Select the lines of the records containing the word "trebuie" and list them.

+ + + +

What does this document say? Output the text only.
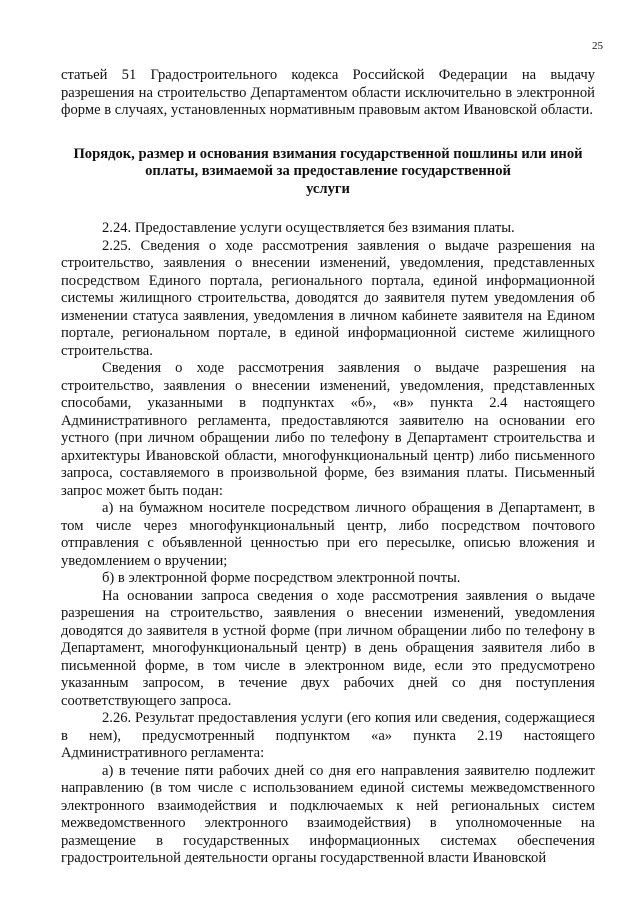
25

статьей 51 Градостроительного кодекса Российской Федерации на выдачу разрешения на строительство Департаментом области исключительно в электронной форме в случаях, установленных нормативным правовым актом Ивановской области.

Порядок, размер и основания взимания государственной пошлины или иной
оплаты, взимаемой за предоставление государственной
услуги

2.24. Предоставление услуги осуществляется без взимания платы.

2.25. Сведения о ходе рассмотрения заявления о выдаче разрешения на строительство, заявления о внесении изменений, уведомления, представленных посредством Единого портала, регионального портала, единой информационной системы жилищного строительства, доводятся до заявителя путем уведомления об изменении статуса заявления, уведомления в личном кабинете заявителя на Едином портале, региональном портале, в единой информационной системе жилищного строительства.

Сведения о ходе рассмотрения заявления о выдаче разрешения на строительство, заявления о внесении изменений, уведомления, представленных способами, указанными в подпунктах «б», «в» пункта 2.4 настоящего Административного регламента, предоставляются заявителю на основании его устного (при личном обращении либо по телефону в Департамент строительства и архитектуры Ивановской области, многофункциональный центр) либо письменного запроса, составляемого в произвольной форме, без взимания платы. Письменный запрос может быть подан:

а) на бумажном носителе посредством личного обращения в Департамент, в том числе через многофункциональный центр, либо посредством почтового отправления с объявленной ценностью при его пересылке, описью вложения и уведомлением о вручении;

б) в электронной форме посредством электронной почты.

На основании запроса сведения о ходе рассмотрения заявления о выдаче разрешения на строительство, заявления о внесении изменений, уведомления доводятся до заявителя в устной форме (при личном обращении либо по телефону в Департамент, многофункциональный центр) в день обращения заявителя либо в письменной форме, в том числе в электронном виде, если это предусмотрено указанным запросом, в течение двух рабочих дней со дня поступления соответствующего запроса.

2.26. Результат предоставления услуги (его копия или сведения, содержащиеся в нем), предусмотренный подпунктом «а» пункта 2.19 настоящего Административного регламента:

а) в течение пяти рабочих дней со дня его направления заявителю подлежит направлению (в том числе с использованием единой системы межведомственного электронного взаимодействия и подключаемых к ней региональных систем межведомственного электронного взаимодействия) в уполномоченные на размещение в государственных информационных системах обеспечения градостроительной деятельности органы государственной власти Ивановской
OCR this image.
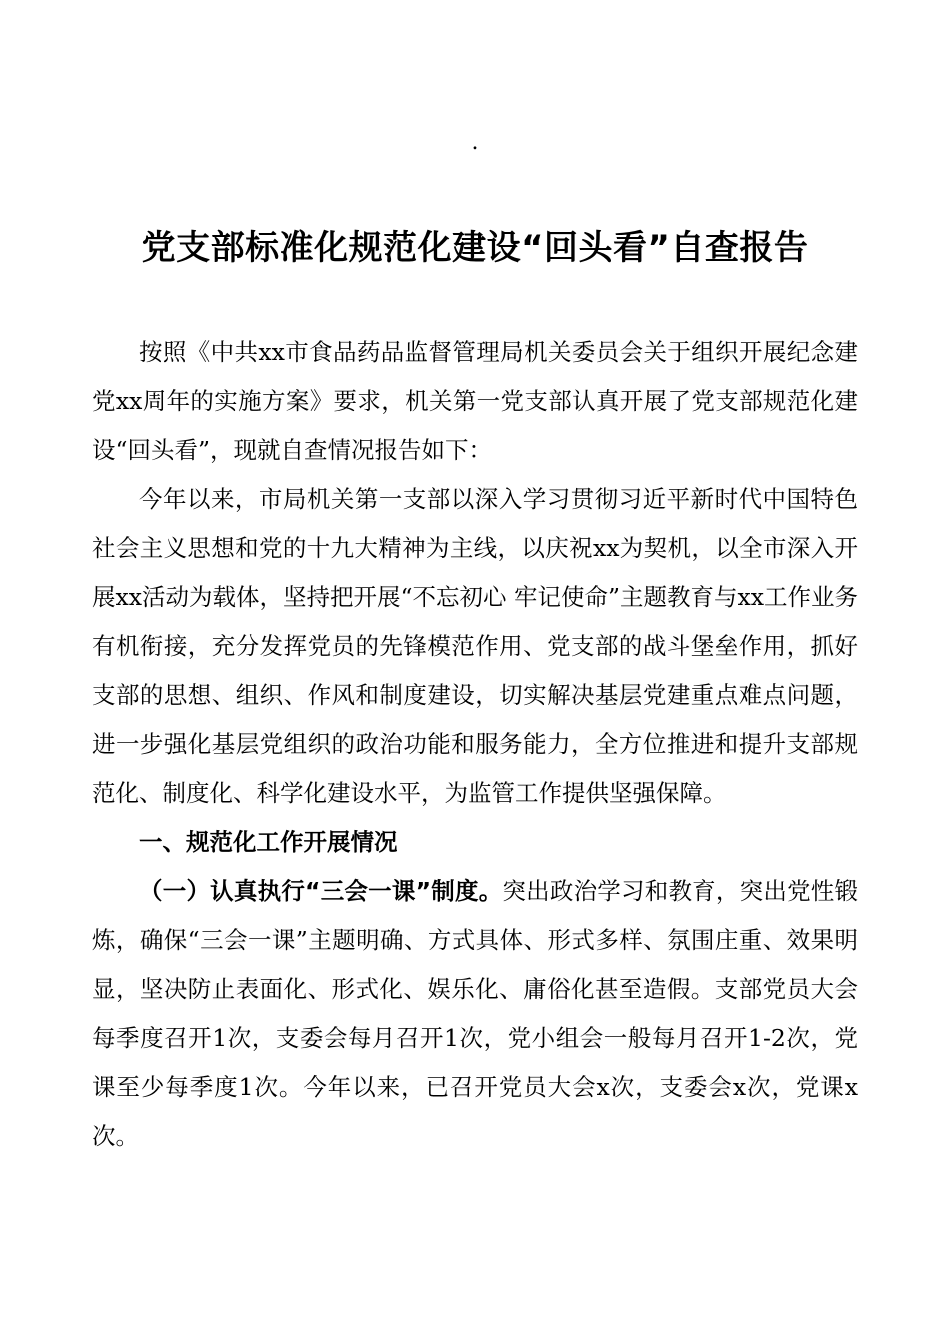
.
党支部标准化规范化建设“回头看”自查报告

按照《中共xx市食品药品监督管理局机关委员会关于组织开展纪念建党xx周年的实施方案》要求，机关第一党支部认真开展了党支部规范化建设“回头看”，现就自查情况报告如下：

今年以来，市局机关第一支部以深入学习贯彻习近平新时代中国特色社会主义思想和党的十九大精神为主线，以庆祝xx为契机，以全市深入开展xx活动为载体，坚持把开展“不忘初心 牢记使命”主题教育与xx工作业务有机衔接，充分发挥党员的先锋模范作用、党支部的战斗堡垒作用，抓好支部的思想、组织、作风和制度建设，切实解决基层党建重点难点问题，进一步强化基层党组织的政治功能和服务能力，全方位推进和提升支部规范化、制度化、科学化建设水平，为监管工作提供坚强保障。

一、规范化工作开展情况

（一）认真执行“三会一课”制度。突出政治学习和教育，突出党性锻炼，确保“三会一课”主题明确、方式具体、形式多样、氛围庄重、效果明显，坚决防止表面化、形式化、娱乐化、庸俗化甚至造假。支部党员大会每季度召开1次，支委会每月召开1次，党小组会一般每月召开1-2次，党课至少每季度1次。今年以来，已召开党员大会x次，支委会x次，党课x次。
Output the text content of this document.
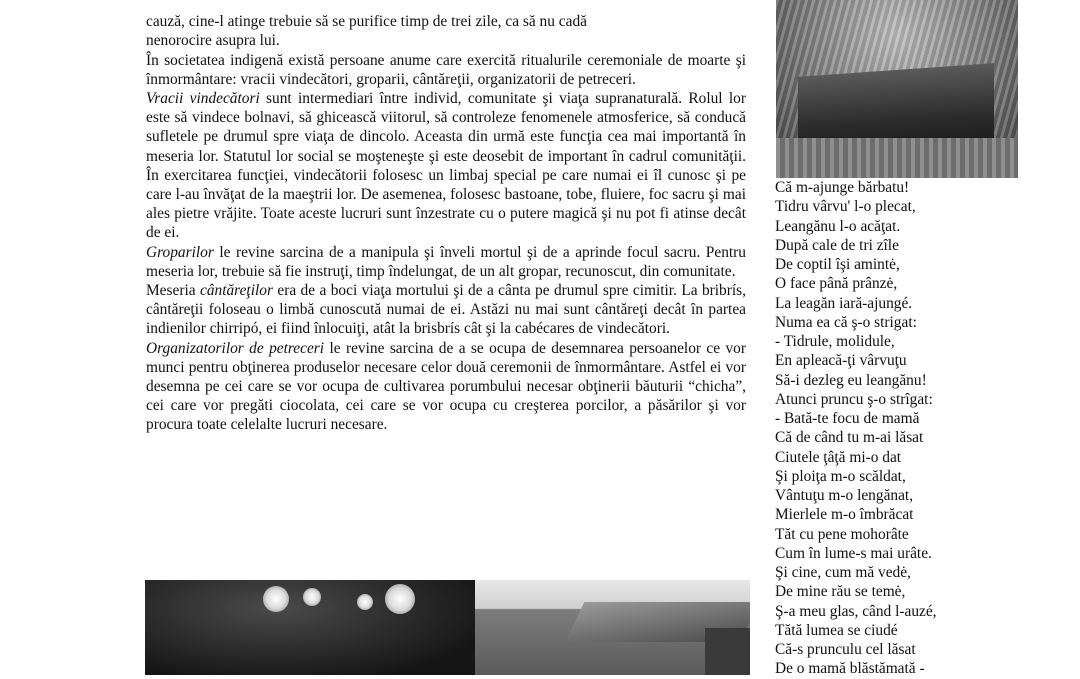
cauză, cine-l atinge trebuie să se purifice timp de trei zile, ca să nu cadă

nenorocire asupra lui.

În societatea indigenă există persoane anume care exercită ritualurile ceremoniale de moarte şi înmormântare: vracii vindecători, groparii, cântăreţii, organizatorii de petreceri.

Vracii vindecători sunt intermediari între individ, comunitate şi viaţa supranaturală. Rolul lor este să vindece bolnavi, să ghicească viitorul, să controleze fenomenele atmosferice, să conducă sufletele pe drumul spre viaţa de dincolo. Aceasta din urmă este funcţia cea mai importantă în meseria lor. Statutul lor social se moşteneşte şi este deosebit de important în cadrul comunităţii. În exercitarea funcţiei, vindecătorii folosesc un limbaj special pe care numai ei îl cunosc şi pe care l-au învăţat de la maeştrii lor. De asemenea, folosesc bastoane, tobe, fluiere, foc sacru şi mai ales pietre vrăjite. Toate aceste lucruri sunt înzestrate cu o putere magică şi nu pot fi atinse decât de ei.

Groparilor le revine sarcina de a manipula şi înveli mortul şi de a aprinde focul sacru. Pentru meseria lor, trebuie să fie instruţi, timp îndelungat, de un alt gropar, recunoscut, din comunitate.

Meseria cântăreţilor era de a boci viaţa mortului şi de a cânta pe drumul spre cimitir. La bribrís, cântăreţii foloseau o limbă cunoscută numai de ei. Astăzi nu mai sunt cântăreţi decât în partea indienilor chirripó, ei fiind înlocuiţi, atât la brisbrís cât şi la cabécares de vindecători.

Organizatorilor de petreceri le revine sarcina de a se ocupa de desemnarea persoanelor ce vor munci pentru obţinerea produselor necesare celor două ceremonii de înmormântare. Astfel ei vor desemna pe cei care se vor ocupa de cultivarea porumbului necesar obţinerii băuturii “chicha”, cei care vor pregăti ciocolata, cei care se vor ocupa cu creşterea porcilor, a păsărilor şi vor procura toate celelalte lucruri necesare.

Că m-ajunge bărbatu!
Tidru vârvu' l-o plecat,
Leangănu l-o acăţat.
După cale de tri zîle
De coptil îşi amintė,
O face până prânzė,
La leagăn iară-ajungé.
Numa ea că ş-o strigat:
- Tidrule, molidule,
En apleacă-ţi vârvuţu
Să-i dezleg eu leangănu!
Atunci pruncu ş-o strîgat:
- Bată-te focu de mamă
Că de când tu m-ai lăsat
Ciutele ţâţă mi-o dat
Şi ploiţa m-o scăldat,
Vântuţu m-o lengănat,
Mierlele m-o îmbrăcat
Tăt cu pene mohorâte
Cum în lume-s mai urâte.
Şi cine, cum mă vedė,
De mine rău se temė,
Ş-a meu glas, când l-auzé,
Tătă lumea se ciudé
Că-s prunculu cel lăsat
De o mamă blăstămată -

+ + + +

§ Expected answer:
cauză, cine-l atinge trebuie să se purifice timp de trei zile, ca să nu cadă
Groparilor le revine sarcina de a manipula şi înveli mortul şi de a aprinde focul sacru. Pentru meseria lor, trebuie să fie instruţi, timp îndelungat, de un alt gropar, recunoscut, din comunitate.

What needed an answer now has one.